» Request A:
Decide whether each statement below agrees with the road trip post. For each, answer yes or no and quote the words of the post that settle it.
(i) The writer busked in old town Temecula together with a brother.
(ii) The hitchhiker had spent the last 15 years in Charleston, South Carolina.
(iii) The man in the nearby dumpster in Calimesa wanted the pretzels.
┌─ Given passage
# southwest roadtrip



## Jered (Apr 17, 2014)

Notice: this story has no plot. its kind of pointless but it was fun

So, I left my home in El Cajon, Ca to go explore the country and have some fun. I planned to pay for food and gas busking with my banjo.

My first stop was in Temecula to visit my family and old friends. My brother and I busked old town and damn, nobody gave a shit about “This Land Is Your Land”. Well, I guess that was a waste of time to learn. I didn’t care much though cause I was starting to get sick of the song as well. I did learn an interesting trick when I was down there, this guy in his suit was singing while standing atop of some railing. I thought that looked cool and attention grabbing.

The next morning when my mom went to work she made me leave the house while everyone was away. I guess she thought I would eat her food or something, which is probably true. So, I tried to find some food behind the Albertsons. I saw a bag of cookies on the side of the dumpster and impulsively shouted “ooohh cookies!” and heard someone yell behind a wall “Jerry, is that you?” I left the cookies there for Jerry. I busked out front of Albertsons for a minute and bought some carrots and peanuts. I wanted to stay healthy for this trip.

I met a cool kid before I left town. I asked him if he planned to stay in the area or move somewhere new. He said he would stay in the area, that it’s more about the people than the place. This idea was challenging my motives for exploring the country, but it stuck with me.

After Temecula, I headed up the 215 and did some busking at some big box store at Sun City or some other shitty desert town. An older guy asked me “What about a job?” implying that I should be doing something more useful than entertaining passerby’s for tips. And the manager told me to get out and if I came back she would call the cops lol.

As it got towards evening, I got to Calimesa, a town on the side of the I-10. I found some pretzels in a dumpster, which I don’t like, so I offered them to a man digging in a nearby dumpster. He didn’t want them either, but offered to mildly torture me by talking my ear off for an unwanted amount of time. He talked about collecting lottery tickets in the dumpster and how his daughter is a stripper and he even sung me a song. I need to learn how to tell people to shut up.

The next day I was on my way to Phoenix. I was amazed how gnarly looking the town of Blythe was. I was starting to realize more and more how blessed I am to live where I do.

I met a hitch hiker at a rest stop near the California/Arizona border. If I had just seen him with his thumb out, I probably would have drove right by him because he was kinda sketchy looking. But at the rest stop I got to hear his story and he seemed like a nice guy. He had all these tattoos on his left arm he had done himself. He had one scribbled tattoo on his right arm because he drew it with his left hand. He told me he had spent the last 15 years in Medford, Oregon and was heading back to Charleston, South Carolina to be with his aging mother. He said he was trying anything he could to travel, and that he had spent 13 days on the road. He said he spent over twenty four hours in a train yard but never found a train going his direction. He told me he had spent ten years in prison in South Carolina, fighting gang members on a daily basis and struggling to survive. I dropped him off at the greyhound in Phoenix and wished him luck.
└─
┌─ Listed records
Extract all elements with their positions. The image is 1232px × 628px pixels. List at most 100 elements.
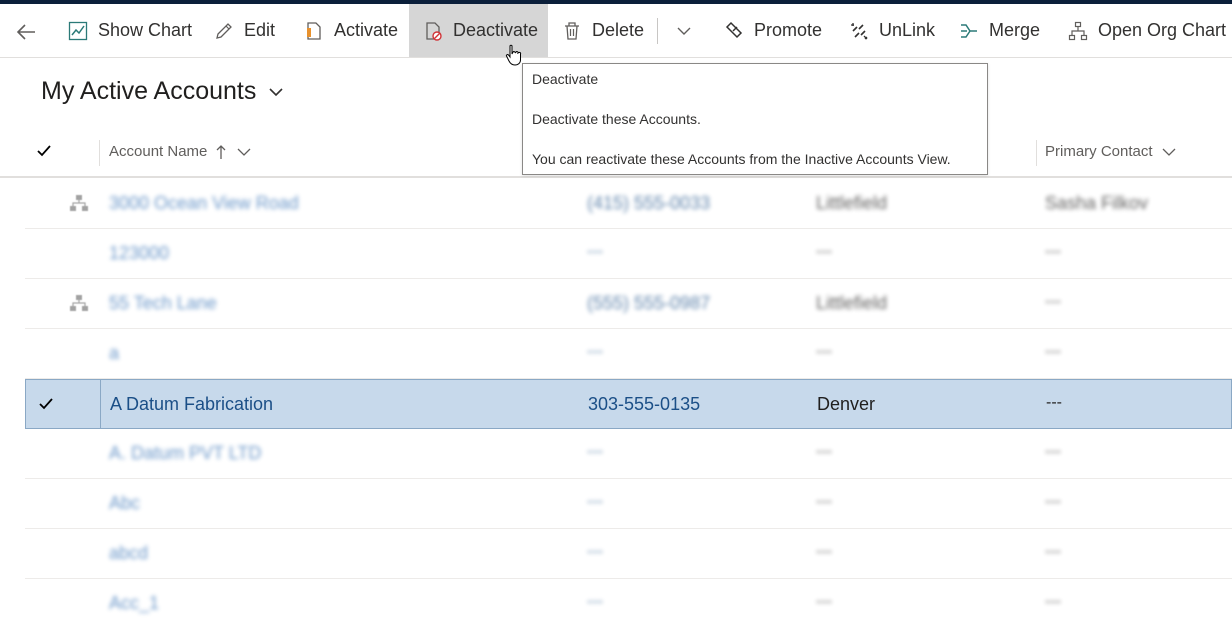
└─
┌─ Listed records
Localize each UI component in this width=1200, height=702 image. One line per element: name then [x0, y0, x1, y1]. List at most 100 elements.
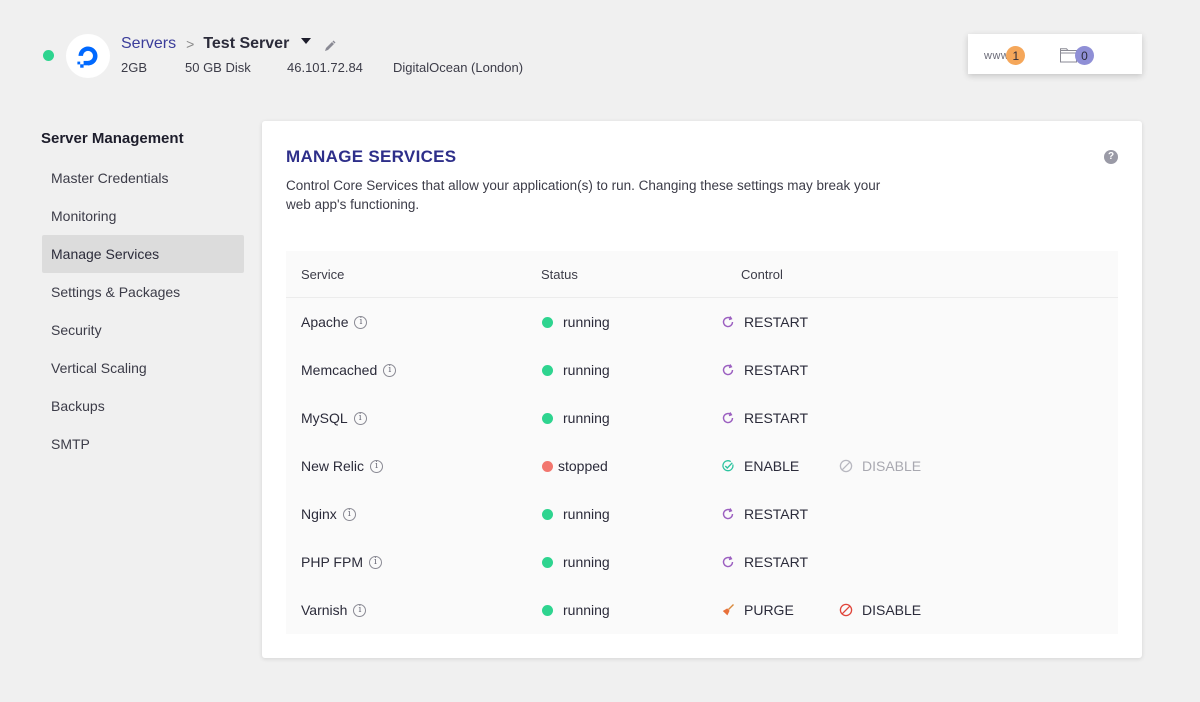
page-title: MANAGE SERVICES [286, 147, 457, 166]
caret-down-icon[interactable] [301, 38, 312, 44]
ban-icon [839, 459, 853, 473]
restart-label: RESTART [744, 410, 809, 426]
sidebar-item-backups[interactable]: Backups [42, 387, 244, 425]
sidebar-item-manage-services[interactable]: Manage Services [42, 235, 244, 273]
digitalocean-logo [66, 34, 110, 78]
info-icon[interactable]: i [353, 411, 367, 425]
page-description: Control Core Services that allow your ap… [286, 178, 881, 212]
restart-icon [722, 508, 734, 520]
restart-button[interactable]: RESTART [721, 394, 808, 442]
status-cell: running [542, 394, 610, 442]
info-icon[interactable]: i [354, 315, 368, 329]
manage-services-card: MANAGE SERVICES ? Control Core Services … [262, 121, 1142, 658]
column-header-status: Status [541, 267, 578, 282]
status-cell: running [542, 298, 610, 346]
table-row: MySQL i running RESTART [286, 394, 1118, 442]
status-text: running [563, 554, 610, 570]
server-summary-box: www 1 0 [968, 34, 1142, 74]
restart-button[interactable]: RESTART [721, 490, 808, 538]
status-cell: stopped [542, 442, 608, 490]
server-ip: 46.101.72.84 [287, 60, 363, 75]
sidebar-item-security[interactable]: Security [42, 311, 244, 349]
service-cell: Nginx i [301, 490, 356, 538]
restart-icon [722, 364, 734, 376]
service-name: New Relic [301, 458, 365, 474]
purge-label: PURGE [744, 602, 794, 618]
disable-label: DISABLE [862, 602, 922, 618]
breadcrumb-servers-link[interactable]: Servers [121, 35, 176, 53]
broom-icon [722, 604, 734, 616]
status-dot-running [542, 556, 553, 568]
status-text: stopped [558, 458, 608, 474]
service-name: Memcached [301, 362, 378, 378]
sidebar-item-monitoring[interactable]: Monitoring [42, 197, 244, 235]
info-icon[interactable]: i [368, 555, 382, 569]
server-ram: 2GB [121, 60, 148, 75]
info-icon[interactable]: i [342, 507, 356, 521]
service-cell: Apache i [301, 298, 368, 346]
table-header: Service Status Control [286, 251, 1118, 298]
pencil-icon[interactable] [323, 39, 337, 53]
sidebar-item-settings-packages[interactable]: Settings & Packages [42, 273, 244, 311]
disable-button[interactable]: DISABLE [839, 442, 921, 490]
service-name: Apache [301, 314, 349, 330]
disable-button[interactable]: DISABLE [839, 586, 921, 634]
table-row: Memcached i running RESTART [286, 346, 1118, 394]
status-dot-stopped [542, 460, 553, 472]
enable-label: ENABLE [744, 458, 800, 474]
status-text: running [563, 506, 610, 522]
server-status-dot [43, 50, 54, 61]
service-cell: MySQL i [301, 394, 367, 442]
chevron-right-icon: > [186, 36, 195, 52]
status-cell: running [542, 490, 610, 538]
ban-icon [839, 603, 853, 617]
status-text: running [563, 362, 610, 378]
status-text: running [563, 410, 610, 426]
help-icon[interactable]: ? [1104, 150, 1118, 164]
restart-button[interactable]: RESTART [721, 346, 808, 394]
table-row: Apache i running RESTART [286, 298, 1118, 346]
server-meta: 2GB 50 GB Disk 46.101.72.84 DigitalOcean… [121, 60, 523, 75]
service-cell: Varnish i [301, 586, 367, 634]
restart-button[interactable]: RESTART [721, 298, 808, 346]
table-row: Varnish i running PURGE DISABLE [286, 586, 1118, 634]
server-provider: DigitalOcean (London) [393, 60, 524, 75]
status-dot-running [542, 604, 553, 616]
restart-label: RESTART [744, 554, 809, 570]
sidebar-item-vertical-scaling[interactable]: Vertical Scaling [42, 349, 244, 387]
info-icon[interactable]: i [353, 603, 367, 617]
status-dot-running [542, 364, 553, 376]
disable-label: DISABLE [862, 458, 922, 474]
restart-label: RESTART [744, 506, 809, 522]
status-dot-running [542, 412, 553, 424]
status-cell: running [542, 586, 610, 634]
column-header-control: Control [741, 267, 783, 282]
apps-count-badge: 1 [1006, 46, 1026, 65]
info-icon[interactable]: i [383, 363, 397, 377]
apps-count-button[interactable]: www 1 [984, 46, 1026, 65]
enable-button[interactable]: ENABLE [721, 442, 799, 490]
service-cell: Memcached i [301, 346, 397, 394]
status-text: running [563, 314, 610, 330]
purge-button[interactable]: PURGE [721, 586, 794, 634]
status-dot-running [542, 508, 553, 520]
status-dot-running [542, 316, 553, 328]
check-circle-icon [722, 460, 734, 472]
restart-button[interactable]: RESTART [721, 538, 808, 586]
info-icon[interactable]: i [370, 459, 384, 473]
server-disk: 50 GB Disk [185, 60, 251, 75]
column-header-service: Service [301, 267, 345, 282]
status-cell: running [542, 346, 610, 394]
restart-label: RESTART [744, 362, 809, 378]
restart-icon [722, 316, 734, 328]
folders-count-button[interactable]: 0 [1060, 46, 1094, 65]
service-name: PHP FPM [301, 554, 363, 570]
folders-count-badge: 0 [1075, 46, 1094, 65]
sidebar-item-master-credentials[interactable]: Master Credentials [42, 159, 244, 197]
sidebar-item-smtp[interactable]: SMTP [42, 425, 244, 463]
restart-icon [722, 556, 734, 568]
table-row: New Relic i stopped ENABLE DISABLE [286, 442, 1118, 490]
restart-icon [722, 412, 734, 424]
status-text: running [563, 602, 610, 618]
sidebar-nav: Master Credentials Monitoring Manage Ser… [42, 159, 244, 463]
└─
┌─ Listed records
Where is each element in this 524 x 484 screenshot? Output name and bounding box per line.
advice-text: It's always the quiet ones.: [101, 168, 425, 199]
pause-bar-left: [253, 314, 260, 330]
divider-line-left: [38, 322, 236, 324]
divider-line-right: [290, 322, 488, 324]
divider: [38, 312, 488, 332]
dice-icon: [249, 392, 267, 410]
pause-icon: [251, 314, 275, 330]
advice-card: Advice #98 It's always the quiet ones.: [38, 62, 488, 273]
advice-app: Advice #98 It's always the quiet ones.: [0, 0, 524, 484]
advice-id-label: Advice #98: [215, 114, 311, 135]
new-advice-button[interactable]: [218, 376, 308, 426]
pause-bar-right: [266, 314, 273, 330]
└─
» Request B:
In the records, rewrite the lines starting at the one containing "Localize each UI" and ending at the one containing "ban-icon [839, 459, 853, 473]", substituting "glyph" for "icon" and changing nothing else. Leave the picture out.

» Problem solution A:
(i) Yes: "My brother and I busked old town"
(ii) No: "He told me he had spent the last 15 years in Medford, Oregon and was heading back to Charleston, South Carolina to be with his aging mother."
(iii) No: "He didn’t want them either"

» Problem solution B:
Localize each UI component in this width=1200, height=702 image. One line per element: name then [x0, y0, x1, y1]. List at most 100 elements.
page-title: MANAGE SERVICES [286, 147, 457, 166]
caret-down-glyph[interactable] [301, 38, 312, 44]
ban-glyph [839, 459, 853, 473]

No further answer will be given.